■ EXERCISE REQUIREMENTS: Copy every line of the material below word for word.

■ AVAILABLE RECORDS:
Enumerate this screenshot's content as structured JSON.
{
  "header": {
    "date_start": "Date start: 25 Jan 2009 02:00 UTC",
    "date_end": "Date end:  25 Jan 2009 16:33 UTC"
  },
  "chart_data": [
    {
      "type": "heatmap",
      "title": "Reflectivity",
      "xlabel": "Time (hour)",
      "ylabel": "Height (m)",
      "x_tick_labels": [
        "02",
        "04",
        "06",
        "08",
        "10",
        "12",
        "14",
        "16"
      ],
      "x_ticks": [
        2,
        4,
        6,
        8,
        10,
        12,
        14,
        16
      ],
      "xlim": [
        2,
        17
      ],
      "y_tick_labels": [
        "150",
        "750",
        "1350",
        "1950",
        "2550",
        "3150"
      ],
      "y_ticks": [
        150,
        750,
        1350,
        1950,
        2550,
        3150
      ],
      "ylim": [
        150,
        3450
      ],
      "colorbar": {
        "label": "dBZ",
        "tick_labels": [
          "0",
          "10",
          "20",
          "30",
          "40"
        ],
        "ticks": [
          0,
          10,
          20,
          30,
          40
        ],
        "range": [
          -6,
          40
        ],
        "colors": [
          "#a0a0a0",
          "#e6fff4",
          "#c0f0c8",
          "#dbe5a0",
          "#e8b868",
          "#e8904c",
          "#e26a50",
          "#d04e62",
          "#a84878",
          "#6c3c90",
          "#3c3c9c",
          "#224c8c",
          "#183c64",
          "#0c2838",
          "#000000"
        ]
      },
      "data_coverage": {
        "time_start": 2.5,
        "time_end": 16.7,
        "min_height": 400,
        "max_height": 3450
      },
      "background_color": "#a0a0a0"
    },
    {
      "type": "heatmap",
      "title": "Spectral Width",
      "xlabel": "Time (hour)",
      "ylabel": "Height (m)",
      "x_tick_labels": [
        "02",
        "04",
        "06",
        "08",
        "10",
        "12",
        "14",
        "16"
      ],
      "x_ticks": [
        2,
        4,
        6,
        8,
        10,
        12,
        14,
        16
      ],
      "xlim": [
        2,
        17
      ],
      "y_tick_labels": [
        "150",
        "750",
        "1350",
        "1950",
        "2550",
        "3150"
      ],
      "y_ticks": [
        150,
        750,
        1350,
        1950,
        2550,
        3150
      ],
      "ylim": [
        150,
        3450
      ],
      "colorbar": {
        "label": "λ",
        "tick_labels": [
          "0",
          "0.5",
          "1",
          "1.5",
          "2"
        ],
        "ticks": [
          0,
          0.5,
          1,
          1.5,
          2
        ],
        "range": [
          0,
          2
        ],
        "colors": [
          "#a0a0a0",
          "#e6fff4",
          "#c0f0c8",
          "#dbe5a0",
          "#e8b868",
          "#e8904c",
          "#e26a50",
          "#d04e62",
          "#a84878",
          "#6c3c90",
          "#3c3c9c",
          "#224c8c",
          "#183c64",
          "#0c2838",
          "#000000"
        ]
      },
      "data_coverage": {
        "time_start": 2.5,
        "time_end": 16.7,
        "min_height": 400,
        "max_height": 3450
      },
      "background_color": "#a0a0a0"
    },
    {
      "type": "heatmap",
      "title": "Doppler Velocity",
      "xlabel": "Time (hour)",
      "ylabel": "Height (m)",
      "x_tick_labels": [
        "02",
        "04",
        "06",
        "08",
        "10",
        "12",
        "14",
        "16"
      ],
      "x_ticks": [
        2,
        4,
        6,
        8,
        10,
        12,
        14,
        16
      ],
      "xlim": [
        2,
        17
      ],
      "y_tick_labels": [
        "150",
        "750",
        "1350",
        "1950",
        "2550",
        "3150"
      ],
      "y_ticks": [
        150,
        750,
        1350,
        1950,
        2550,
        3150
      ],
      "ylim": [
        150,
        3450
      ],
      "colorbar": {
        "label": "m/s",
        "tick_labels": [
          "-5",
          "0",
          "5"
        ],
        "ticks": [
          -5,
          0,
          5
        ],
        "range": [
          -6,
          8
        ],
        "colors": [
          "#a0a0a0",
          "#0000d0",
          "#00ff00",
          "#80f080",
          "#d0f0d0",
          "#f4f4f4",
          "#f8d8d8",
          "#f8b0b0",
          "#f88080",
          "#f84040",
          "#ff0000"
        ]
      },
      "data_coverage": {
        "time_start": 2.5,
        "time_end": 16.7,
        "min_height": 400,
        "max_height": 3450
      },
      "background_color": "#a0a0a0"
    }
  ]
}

■ EXERCISE RESPONSE:
Enumerate this screenshot's content as structured JSON.
{
  "header": {
    "date_start": "Date start: 25 Jan 2009 02:00 UTC",
    "date_end": "Date end:  25 Jan 2009 16:33 UTC"
  },
  "chart_data": [
    {
      "type": "heatmap",
      "title": "Reflectivity",
      "xlabel": "Time (hour)",
      "ylabel": "Height (m)",
      "x_tick_labels": [
        "02",
        "04",
        "06",
        "08",
        "10",
        "12",
        "14",
        "16"
      ],
      "x_ticks": [
        2,
        4,
        6,
        8,
        10,
        12,
        14,
        16
      ],
      "xlim": [
        2,
        17
      ],
      "y_tick_labels": [
        "150",
        "750",
        "1350",
        "1950",
        "2550",
        "3150"
      ],
      "y_ticks": [
        150,
        750,
        1350,
        1950,
        2550,
        3150
      ],
      "ylim": [
        150,
        3450
      ],
      "colorbar": {
        "label": "dBZ",
        "tick_labels": [
          "0",
          "10",
          "20",
          "30",
          "40"
        ],
        "ticks": [
          0,
          10,
          20,
          30,
          40
        ],
        "range": [
          -6,
          40
        ],
        "colors": [
          "#a0a0a0",
          "#e6fff4",
          "#c0f0c8",
          "#dbe5a0",
          "#e8b868",
          "#e8904c",
          "#e26a50",
          "#d04e62",
          "#a84878",
          "#6c3c90",
          "#3c3c9c",
          "#224c8c",
          "#183c64",
          "#0c2838",
          "#000000"
        ]
      },
      "data_coverage": {
        "time_start": 2.5,
        "time_end": 16.7,
        "min_height": 400,
        "max_height": 3450
      },
      "background_color": "#a0a0a0"
    },
    {
      "type": "heatmap",
      "title": "Spectral Width",
      "xlabel": "Time (hour)",
      "ylabel": "Height (m)",
      "x_tick_labels": [
        "02",
        "04",
        "06",
        "08",
        "10",
        "12",
        "14",
        "16"
      ],
      "x_ticks": [
        2,
        4,
        6,
        8,
        10,
        12,
        14,
        16
      ],
      "xlim": [
        2,
        17
      ],
      "y_tick_labels": [
        "150",
        "750",
        "1350",
        "1950",
        "2550",
        "3150"
      ],
      "y_ticks": [
        150,
        750,
        1350,
        1950,
        2550,
        3150
      ],
      "ylim": [
        150,
        3450
      ],
      "colorbar": {
        "label": "λ",
        "tick_labels": [
          "0",
          "0.5",
          "1",
          "1.5",
          "2"
        ],
        "ticks": [
          0,
          0.5,
          1,
          1.5,
          2
        ],
        "range": [
          0,
          2
        ],
        "colors": [
          "#a0a0a0",
          "#e6fff4",
          "#c0f0c8",
          "#dbe5a0",
          "#e8b868",
          "#e8904c",
          "#e26a50",
          "#d04e62",
          "#a84878",
          "#6c3c90",
          "#3c3c9c",
          "#224c8c",
          "#183c64",
          "#0c2838",
          "#000000"
        ]
      },
      "data_coverage": {
        "time_start": 2.5,
        "time_end": 16.7,
        "min_height": 400,
        "max_height": 3450
      },
      "background_color": "#a0a0a0"
    },
    {
      "type": "heatmap",
      "title": "Doppler Velocity",
      "xlabel": "Time (hour)",
      "ylabel": "Height (m)",
      "x_tick_labels": [
        "02",
        "04",
        "06",
        "08",
        "10",
        "12",
        "14",
        "16"
      ],
      "x_ticks": [
        2,
        4,
        6,
        8,
        10,
        12,
        14,
        16
      ],
      "xlim": [
        2,
        17
      ],
      "y_tick_labels": [
        "150",
        "750",
        "1350",
        "1950",
        "2550",
        "3150"
      ],
      "y_ticks": [
        150,
        750,
        1350,
        1950,
        2550,
        3150
      ],
      "ylim": [
        150,
        3450
      ],
      "colorbar": {
        "label": "m/s",
        "tick_labels": [
          "-5",
          "0",
          "5"
        ],
        "ticks": [
          -5,
          0,
          5
        ],
        "range": [
          -6,
          8
        ],
        "colors": [
          "#a0a0a0",
          "#0000d0",
          "#00ff00",
          "#80f080",
          "#d0f0d0",
          "#f4f4f4",
          "#f8d8d8",
          "#f8b0b0",
          "#f88080",
          "#f84040",
          "#ff0000"
        ]
      },
      "data_coverage": {
        "time_start": 2.5,
        "time_end": 16.7,
        "min_height": 400,
        "max_height": 3450
      },
      "background_color": "#a0a0a0"
    }
  ]
}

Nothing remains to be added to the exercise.